__CHALLENGE__.
Find the lines with "Each" in them and copy them out.

__RECORDS FOR THIS TASK__.
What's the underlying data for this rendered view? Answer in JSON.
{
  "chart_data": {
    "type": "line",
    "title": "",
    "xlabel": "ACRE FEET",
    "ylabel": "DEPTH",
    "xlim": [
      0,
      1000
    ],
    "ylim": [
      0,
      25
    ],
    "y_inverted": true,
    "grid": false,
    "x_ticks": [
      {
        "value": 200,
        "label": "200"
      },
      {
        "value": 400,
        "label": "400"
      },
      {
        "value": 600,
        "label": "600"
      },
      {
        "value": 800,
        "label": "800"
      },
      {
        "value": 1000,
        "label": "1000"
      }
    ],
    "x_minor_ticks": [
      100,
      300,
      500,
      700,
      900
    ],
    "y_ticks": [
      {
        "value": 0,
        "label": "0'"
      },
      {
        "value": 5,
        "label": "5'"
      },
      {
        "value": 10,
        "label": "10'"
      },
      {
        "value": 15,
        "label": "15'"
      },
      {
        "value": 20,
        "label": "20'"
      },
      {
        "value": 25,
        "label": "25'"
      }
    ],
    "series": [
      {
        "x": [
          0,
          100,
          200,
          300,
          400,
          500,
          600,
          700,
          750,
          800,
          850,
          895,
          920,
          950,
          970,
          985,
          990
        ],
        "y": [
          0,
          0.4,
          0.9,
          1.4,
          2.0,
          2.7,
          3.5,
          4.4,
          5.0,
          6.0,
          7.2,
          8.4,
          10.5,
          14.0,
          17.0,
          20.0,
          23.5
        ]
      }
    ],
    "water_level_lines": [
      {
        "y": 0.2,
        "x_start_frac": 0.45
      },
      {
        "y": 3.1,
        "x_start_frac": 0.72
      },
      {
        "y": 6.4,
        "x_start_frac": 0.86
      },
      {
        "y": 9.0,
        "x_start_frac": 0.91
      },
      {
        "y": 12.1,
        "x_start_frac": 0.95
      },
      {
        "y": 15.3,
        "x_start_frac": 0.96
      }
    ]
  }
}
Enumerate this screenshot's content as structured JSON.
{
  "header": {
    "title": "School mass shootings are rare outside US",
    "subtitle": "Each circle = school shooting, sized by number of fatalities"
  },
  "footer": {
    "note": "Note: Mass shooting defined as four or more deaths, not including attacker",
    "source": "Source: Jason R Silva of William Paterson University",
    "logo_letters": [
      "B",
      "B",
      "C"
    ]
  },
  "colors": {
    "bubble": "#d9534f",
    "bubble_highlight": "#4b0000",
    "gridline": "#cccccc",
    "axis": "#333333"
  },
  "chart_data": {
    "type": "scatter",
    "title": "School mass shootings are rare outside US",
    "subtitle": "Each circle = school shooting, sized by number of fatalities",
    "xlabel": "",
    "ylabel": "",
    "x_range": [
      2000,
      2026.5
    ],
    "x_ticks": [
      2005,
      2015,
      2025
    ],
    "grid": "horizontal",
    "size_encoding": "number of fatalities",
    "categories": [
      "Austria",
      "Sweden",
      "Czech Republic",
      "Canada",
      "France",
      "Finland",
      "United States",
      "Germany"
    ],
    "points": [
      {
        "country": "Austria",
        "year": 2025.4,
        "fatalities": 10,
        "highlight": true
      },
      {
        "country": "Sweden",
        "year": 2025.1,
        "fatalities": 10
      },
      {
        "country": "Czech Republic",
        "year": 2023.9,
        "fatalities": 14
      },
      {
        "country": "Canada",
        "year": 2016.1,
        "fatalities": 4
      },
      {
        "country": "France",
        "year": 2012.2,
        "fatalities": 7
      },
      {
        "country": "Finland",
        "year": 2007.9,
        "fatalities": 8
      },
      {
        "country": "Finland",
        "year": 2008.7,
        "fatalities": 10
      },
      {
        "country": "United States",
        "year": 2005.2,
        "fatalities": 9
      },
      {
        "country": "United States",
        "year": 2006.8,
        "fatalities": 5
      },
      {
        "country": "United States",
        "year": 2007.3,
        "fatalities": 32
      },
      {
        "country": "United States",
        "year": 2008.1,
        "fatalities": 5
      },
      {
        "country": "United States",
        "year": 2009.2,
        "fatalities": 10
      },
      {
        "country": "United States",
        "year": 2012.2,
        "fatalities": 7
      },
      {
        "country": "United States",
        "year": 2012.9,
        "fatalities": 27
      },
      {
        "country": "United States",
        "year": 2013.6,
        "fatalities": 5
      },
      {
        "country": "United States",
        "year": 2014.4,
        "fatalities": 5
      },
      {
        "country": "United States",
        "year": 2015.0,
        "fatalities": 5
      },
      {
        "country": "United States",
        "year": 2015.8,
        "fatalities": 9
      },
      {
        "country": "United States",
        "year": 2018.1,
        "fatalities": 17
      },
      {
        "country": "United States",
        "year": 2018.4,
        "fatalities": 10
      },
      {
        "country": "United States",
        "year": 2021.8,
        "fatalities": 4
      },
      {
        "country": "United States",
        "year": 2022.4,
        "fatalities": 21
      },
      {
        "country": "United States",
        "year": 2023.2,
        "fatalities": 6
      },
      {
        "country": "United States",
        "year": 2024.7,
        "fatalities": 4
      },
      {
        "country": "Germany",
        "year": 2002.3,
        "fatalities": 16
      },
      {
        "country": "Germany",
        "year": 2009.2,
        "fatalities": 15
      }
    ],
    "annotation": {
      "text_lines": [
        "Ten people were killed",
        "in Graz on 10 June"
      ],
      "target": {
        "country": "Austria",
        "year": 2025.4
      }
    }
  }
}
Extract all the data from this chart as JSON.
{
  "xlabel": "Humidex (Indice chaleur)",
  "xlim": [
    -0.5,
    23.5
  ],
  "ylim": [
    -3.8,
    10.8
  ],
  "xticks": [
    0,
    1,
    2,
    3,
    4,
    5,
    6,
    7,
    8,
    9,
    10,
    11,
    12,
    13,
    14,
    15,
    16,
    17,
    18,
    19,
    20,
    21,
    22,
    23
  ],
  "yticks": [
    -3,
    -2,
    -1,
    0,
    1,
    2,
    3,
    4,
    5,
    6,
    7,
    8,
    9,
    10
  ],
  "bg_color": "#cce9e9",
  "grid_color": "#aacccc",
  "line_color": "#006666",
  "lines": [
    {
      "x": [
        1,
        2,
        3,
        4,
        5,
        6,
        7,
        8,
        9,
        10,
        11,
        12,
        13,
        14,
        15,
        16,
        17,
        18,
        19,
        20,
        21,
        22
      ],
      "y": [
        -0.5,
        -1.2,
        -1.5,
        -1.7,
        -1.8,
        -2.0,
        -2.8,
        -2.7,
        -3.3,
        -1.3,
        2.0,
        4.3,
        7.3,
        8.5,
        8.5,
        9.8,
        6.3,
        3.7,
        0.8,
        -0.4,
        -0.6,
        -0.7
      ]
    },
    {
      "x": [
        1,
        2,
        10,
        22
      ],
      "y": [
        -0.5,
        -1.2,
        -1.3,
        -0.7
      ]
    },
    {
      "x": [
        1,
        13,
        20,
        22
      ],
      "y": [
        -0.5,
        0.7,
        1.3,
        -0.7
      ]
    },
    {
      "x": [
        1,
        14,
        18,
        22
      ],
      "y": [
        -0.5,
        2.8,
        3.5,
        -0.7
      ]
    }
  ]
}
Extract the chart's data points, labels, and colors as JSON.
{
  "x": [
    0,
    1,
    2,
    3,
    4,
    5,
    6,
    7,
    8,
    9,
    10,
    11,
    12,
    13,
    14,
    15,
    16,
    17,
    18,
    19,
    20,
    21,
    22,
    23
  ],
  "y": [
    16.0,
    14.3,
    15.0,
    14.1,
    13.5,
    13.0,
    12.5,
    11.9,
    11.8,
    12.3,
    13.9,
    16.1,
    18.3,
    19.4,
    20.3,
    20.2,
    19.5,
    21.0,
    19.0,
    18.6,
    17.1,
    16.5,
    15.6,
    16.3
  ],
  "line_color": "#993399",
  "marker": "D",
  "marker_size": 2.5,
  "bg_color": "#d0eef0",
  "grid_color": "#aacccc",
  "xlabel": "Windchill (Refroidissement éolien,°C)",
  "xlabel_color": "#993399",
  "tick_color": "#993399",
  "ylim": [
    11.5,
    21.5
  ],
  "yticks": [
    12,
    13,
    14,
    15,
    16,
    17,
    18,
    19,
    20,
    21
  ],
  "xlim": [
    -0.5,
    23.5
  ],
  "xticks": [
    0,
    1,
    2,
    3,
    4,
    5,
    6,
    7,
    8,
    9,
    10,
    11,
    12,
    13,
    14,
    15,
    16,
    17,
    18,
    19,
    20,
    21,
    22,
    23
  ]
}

__RESPONSE__.
    "subtitle": "Each circle = school shooting, sized by number of fatalities"
    "subtitle": "Each circle = school shooting, sized by number of fatalities",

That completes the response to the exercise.